▶ _INFORMATION SUPPLIED_:
▬▬▬▬▬▬▬▬▬▬
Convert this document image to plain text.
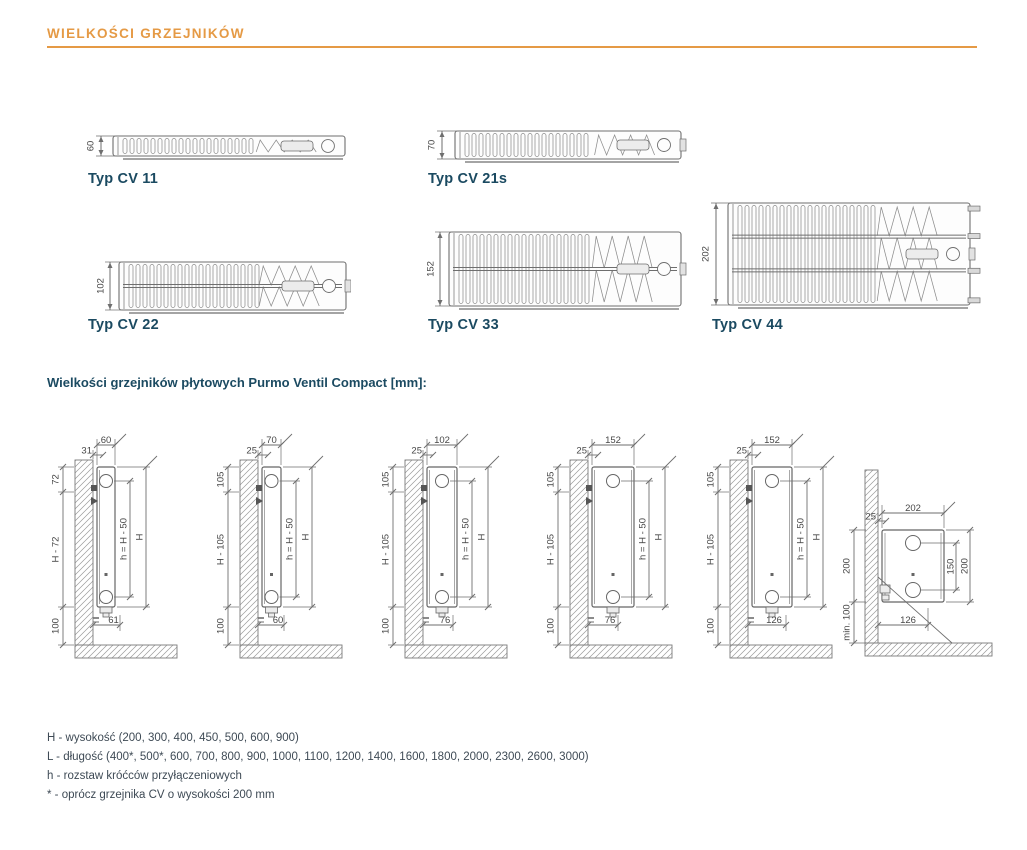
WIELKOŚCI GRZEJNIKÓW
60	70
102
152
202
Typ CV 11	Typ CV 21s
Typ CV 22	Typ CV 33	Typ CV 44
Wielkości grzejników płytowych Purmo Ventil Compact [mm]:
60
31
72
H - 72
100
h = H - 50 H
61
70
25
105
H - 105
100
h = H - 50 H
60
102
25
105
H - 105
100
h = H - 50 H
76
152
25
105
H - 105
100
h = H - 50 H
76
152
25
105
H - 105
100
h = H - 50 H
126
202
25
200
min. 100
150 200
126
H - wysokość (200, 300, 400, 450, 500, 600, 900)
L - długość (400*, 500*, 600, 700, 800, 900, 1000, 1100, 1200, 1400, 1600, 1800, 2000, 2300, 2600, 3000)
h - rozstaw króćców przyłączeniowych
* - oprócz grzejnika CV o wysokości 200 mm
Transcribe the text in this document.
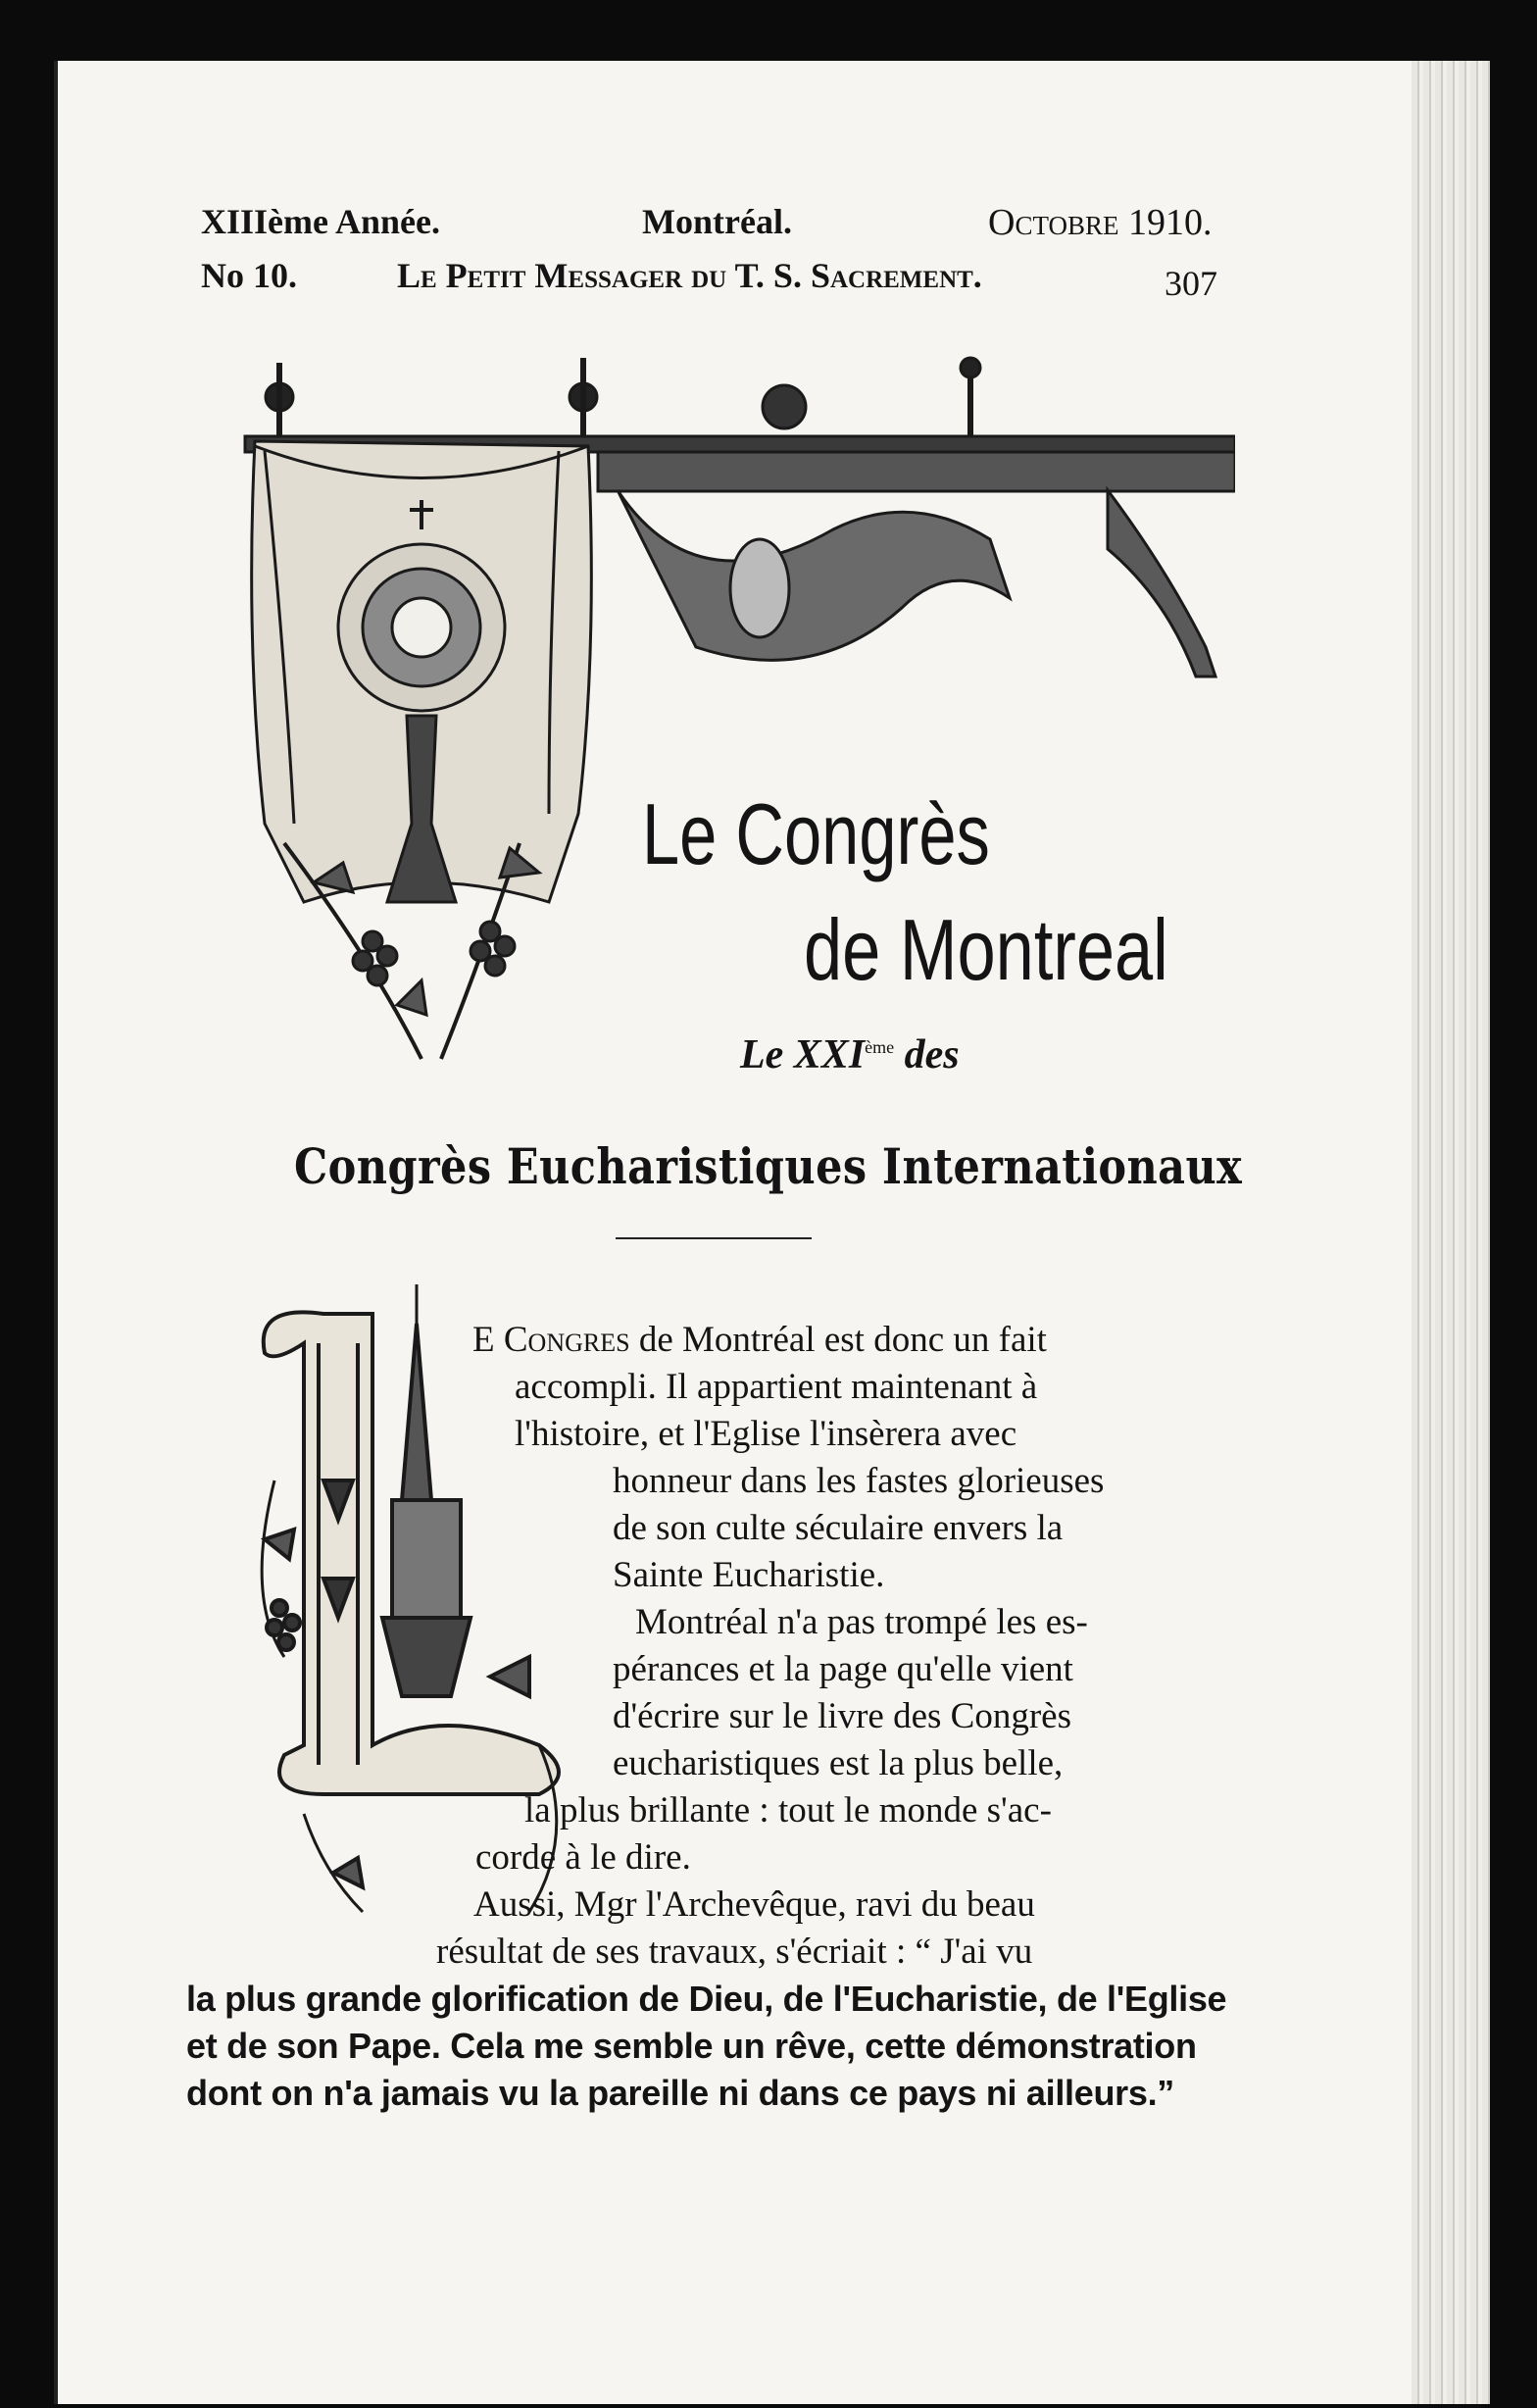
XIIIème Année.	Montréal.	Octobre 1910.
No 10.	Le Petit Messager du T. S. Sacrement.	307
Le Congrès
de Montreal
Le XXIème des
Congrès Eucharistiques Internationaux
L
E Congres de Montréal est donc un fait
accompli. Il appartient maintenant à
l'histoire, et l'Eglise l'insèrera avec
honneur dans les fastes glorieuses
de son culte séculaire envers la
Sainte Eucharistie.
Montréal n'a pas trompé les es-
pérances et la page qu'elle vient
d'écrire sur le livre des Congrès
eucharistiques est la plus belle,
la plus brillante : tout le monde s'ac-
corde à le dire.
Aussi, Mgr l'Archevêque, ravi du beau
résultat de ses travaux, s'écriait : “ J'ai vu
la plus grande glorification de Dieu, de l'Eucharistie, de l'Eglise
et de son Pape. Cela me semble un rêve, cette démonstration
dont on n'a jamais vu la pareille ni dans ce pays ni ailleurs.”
▬▬▬▬▬▬▬▬▬▬
▶ _AIM_: In the listing, find every line containing the word "Eglise" and list it.

▶ _OUTPUT FOR THIS TASK_:
l'histoire, et l'Eglise l'insèrera avec
la plus grande glorification de Dieu, de l'Eucharistie, de l'Eglise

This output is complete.